Bügeleisen, Toaster, Telefon – einmal defekt sind sie Gegenstände, deren professionelle Reparatur sich aus ökonomischer Hinsicht meist nicht lohnt und eine Entsorgung alternativlos macht. Ein Handlungsmuster, das weniger Nebeneffekt, als vielmehr konstituierendes Element moderner Konsumgesellschaften ist. Die zeitlich begrenzte Lebensdauer ihrer Wirtschaftsgüter ist die Grundlage für ein System konstanten Wachstums, das einen stetigen Konsum lebensnotwendig braucht. KFZ Abwrackprämien sind hier nur ein sehr prominentes Beispiel.
In den Projektraum „Ziviler Ungehorsam: Reparieren“ ist jede/r eingeladen, kaputte Dinge zu bringen, um gemeinsam mit Hannes Waldschütz diese zu reparieren. Dabei spielt es weder eine Rolle, um was für ein Gegenstand es sich handelt, noch welche Art Reparatur notwendig ist.
Allein der Versuch, sich diesen „Failed Objects“ zu widmen bietet einen Ausgangspunkt für Gedanken und Fragen nach den Zusammenhängen unter den meist blickdichten Oberflächen – ein durchaus subversiver Moment. So können sich die Besucher gemeinsam mit dem Künstler in einer Form zivilen Ungehorsams üben, die darauf zielt, sich nicht automatisiert dem Prinzip geplanter Obsoleszenz hinzugeben, sondern ein Stück Selbstbestimmtheit gegenüber den Dingen zurückzuerlangen.
Diese Sitzungen finden ohne finanziellen Ausgleich statt, die behandelten Gegenstände werden durch ein Auftragsbuch und eine Fotografie dokumentiert.

Im Rahmen eines Stipendiums des Edith-Russ-Haus für Medienkunst wurde dieses Projekt in einem Ladengeschäft in der Oldenburger Innnenstadt vom 23.1. bis zum 21.02.14 Installiert. Während dieser Zeit wurden beinahe 100 Reparaturen durchgeführt und dokumentiert.

::::::::

Aufgaben
**A.** Warum bleibt bei defekten Gegenständen wie Bügeleisen oder Toaster laut dem Text über das Reparaturprojekt nur die Entsorgung? Erkläre es in ein bis drei Sätzen.
**B.** Wie viele Reparaturen wurden laut dem Text über das Reparaturprojekt während der Zeit in Oldenburg durchgeführt und dokumentiert?
**C.** Schreib aus dem Text über das Reparaturprojekt die Stelle heraus, die mit „Diese Sitzungen finden“ beginnt und bis „durchgeführt und dokumentiert.“ reicht.
Die Daten spielen hierfür keine Rolle.

Vorliegende Daten
::::::::

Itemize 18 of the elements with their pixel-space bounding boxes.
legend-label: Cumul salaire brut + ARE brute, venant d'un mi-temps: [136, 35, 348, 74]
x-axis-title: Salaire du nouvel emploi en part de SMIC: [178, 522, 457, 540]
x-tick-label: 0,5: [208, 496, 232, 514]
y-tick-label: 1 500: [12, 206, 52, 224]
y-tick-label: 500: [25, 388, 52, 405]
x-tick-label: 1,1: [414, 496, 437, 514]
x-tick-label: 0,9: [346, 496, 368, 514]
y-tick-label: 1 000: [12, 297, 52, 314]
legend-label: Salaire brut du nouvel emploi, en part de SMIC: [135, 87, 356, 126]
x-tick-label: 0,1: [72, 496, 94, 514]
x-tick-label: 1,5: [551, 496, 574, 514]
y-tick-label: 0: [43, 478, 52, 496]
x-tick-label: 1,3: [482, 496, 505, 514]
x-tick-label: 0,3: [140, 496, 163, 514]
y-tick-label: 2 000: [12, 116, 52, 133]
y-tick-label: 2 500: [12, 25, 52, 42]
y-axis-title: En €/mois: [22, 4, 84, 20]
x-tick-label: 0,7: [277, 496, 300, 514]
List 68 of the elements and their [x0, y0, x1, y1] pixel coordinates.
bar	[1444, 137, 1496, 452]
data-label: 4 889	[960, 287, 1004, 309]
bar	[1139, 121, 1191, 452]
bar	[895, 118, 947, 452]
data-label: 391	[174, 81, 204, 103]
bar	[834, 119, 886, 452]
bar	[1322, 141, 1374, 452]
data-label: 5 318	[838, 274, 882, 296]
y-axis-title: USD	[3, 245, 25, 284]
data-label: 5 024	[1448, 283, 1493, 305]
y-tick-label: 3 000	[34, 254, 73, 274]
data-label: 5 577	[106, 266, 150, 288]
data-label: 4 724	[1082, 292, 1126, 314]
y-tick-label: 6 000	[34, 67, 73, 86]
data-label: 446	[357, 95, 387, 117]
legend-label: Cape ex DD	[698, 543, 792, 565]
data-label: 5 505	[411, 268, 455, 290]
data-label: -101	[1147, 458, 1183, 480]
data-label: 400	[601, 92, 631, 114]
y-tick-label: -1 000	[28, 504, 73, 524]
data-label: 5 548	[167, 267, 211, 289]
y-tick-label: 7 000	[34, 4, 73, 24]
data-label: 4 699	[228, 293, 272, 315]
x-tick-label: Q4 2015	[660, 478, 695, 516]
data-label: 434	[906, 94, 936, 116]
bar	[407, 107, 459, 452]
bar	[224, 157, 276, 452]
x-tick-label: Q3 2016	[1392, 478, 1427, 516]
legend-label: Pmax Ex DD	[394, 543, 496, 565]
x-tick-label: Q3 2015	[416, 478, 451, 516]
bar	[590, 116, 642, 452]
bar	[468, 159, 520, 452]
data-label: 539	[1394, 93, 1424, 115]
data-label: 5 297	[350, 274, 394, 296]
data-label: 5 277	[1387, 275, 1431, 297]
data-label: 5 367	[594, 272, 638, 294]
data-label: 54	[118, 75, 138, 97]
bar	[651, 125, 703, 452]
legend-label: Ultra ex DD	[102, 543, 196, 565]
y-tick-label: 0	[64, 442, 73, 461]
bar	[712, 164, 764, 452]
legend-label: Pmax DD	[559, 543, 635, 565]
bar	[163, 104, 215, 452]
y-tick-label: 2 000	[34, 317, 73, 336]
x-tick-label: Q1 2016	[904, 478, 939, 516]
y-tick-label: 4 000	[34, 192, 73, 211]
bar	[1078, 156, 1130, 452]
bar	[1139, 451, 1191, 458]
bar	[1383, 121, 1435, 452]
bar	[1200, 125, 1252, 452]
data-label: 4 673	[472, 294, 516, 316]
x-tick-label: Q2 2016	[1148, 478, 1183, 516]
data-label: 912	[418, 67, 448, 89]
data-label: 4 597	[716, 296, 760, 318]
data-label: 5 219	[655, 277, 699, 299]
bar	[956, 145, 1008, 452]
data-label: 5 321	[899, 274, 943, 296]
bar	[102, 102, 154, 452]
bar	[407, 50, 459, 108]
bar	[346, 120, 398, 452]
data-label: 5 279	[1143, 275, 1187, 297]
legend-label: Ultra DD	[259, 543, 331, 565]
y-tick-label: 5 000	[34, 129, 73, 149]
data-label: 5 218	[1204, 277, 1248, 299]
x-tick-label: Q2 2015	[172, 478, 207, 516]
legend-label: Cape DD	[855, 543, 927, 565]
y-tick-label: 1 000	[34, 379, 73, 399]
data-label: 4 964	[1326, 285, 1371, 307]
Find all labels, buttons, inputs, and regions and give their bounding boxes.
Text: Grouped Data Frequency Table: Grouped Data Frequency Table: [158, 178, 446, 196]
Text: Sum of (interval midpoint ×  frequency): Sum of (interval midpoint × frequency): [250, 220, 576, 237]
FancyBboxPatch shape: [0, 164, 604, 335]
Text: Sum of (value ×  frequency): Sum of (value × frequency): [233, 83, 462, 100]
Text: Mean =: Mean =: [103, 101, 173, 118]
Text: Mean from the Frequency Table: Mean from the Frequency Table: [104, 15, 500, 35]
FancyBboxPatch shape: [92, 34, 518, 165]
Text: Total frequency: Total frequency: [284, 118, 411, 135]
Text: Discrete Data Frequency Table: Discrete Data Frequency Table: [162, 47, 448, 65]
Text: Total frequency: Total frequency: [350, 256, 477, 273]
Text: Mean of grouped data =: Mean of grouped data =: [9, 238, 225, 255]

::::::::

Lösungen
**A.** Eine professionelle Reparatur solcher Gegenstände lohnt sich aus ökonomischer Sicht meist nicht. Deshalb bleibt als einzige Möglichkeit die Entsorgung.

**B.** Beinahe 100 Reparaturen.

**C.**
Diese Sitzungen finden ohne finanziellen Ausgleich statt, die behandelten Gegenstände werden durch ein Auftragsbuch und eine Fotografie dokumentiert.

Im Rahmen eines Stipendiums des Edith-Russ-Haus für Medienkunst wurde dieses Projekt in einem Ladengeschäft in der Oldenburger Innnenstadt vom 23.1. bis zum 21.02.14 Installiert. Während dieser Zeit wurden beinahe 100 Reparaturen durchgeführt und dokumentiert.